(Exercise description): Copy each line that holds "units".

(Provided entries):
>>>>>

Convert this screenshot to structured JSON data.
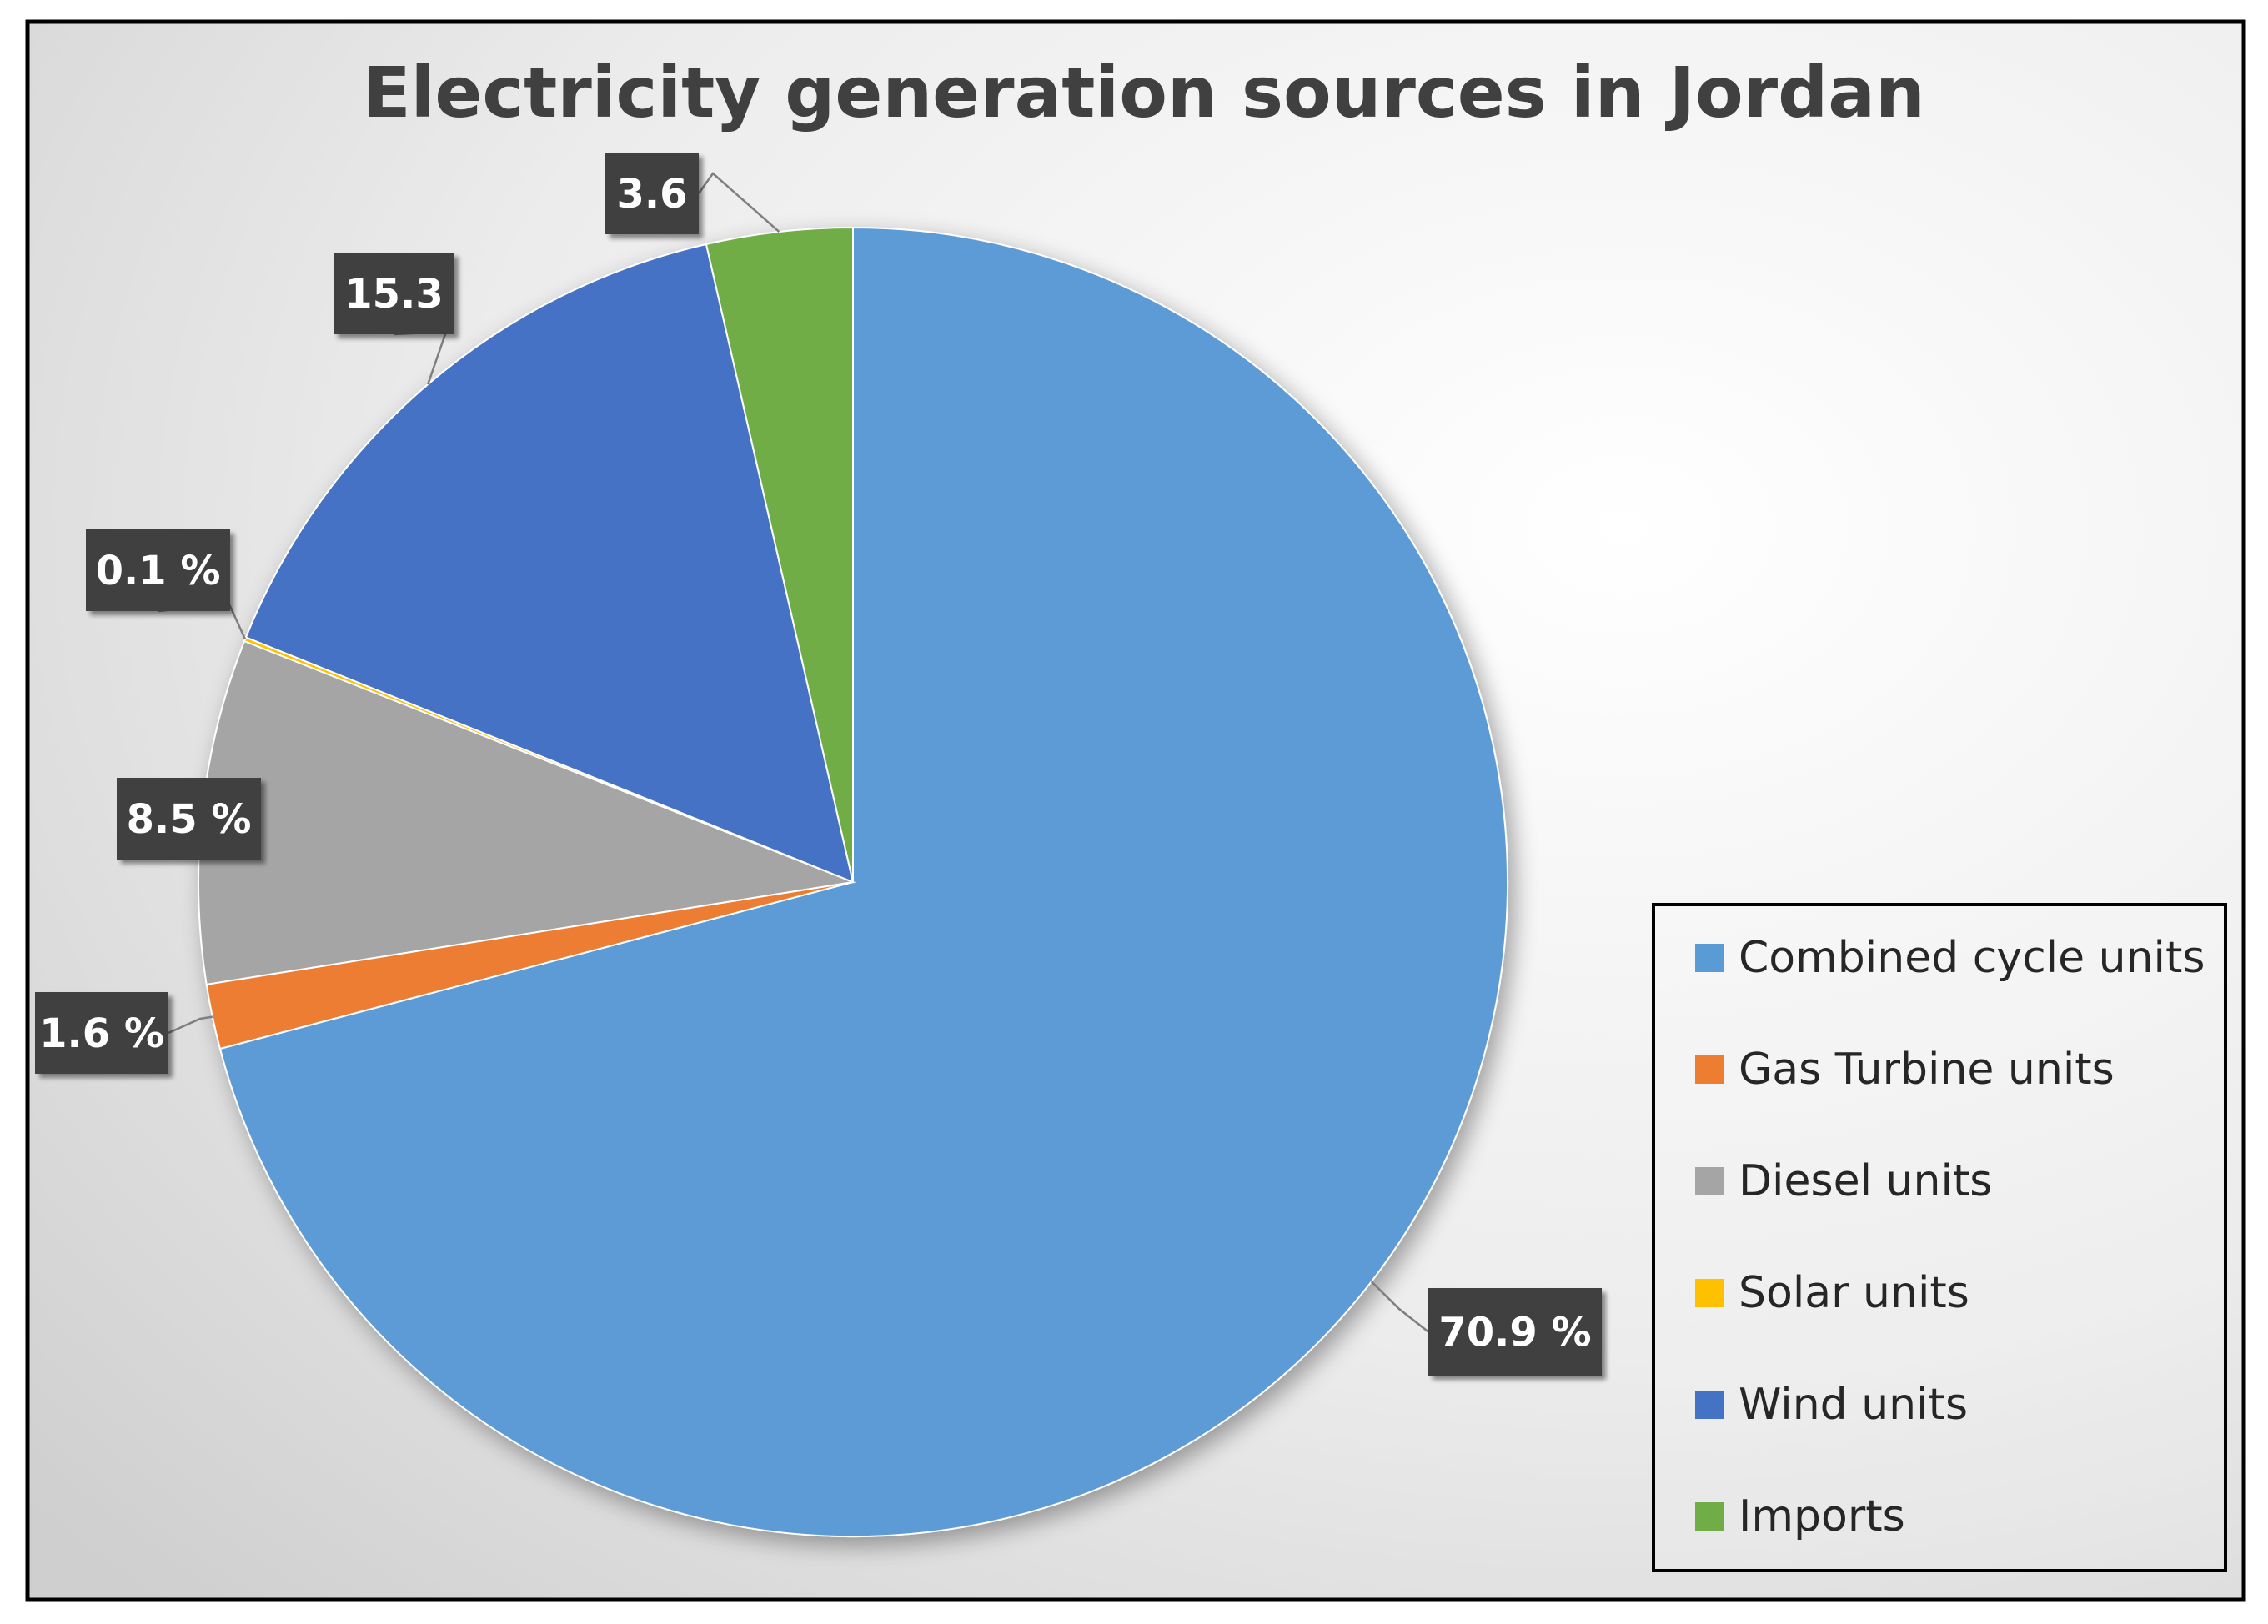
{
  "chart_data": {
    "type": "pie",
    "title": "Electricity generation sources in Jordan",
    "legend_position": "bottom-right",
    "slices": [
      {
        "name": "Combined cycle units",
        "value": 70.9,
        "label": "70.9 %",
        "color": "#5b9bd5"
      },
      {
        "name": "Gas Turbine units",
        "value": 1.6,
        "label": "1.6 %",
        "color": "#ed7d31"
      },
      {
        "name": "Diesel units",
        "value": 8.5,
        "label": "8.5 %",
        "color": "#a5a5a5"
      },
      {
        "name": "Solar units",
        "value": 0.1,
        "label": "0.1 %",
        "color": "#ffc000"
      },
      {
        "name": "Wind units",
        "value": 15.3,
        "label": "15.3",
        "color": "#4472c4"
      },
      {
        "name": "Imports",
        "value": 3.6,
        "label": "3.6",
        "color": "#70ad47"
      }
    ]
  }
}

<<<<<

(Reply to the task):
        "name": "Combined cycle units",
        "name": "Gas Turbine units",
        "name": "Diesel units",
        "name": "Solar units",
        "name": "Wind units",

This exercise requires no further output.